--- REQUIRED TASKS ---
1. Reproduce the passage on the digital divide word for word, starting at "The Telecommunications Act of 1934" and ending at "those used dial-up.".
2. Write the next part of the passage on the digital divide and public libraries, picking up right after its final sentence.

--- SOURCE TEXT ---
^^^^
Education and economic well-being depend more and more on electronic information and communication.
Not everyone in the US has equal access to computers and Internet service.
Not everyone who does can use it through wireless devices (wi-fi).
The difference between the haves and have-nots is known as the digital divide. In partnership with the Federal Government and private foundations, public libraries take a leading role in closing the gap.
Federal Communications Commission and E-rate
“Digital divide,” a recent term, covers an issue that predates computers.
The Telecommunications Act of 1934 mandated “universal service,” equal access to telephone service for everyone in the country.
The Telecommunications Act of 1996 expanded the definition of universal service to include advanced services such as Internet access.
To that end, the Federal Communications Commission (FCC) administers a program known as E-rate, the federal government’s largest educational technology program. E-rate primarily serves public schools. Public libraries receive much less funding.
When E-rate started in 1997, only 14% of American classrooms had Internet service, and three of four of those used dial-up.
By 2006, 94% of classrooms and 98% of public libraries had an Internet connection. Unfortunately, even though dial-up is a thing of the past, too many schools and libraries lack the broadband capacity to take full advantage of rapidly evolving learning technologies.
^^^^
--- MATERIAL ---
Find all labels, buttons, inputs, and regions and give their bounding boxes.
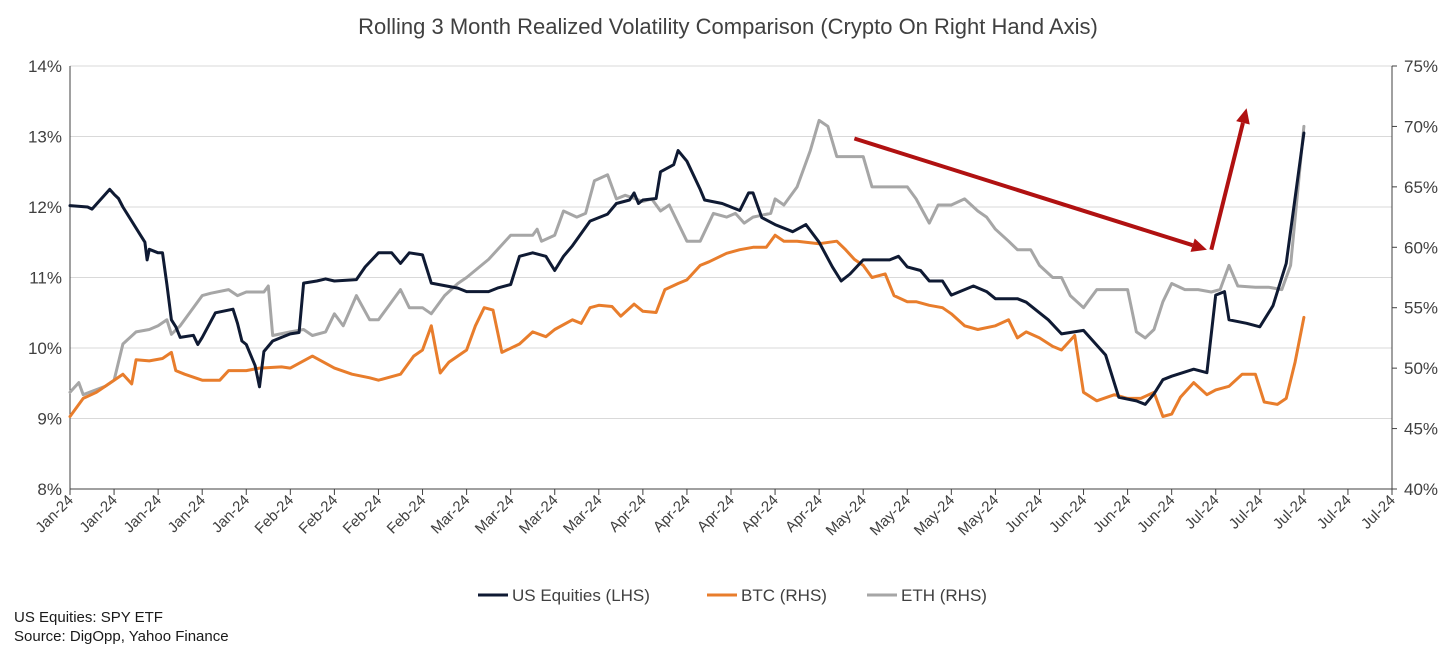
^^^^
--- EXPECTED RESPONSES ---
1.
The Telecommunications Act of 1934 mandated “universal service,” equal access to telephone service for everyone in the country.
The Telecommunications Act of 1996 expanded the definition of universal service to include advanced services such as Internet access.
To that end, the Federal Communications Commission (FCC) administers a program known as E-rate, the federal government’s largest educational technology program. E-rate primarily serves public schools. Public libraries receive much less funding.
When E-rate started in 1997, only 14% of American classrooms had Internet service, and three of four of those used dial-up.

2.
(The terms broadband and bandwidth refer to the speed of an Internet connection. More bandwidth means a faster connection and therefore capacity to handle greater demands on the system.)
The FCC’s 2010 survey found that half of our schools and public libraries have slower connection speeds than the average American home. The American Library Association reported that 41% of public libraries fail to meet patrons’ needs at least some of the time for lack of adequate bandwidth.
The FCC is modernizing the program with three goals:
- Increased broadband capacity
- Cost-effective purchasing
- Streamlined program administration.
Those goals require a new formula for distributing the funds. The FCC has announced plans for every library to receive at least $6000 per year. Beyond that, the FCC proposes to pay $1 per square foot of each library’s facilities.
The agency proposes to pay schools $150 per student. Because libraries measure and report statistics for visitors and visitor usage differently, it is difficult to arrive at reliable and useful figures for funding based on library visits. A square foot is a square foot anywhere. But is the easiest formula the best?
The Urban Libraries Council (ULC), in a letter signed by the directors of more than 100 public library systems and dated May 21, 2014, protested the proposal’s inequitable distribution of funds. Directors of at least nine city libraries sent their own letters, most signed July 1 or 2, 2014.
Urban Libraries Council’s counterproposal
Paying on the basis of the size of library facilities will give more money to suburban libraries than urban libraries.
Urban librarians, therefore, prefer a plan based on the number of people who use library Internet facilities.
In general, urban public libraries serve a more needy population. Increasing the E-rate for suburban libraries more than urban libraries would actually widen one aspect of the digital divide.
Several of the library directors also wrote that the infrastructure for broadband costs them $4-5 per square foot.
Here are some of the issues that the ULC and the directors’ letters have raised:
- Urban libraries are smaller than suburban libraries and serve more patrons in smaller spaces.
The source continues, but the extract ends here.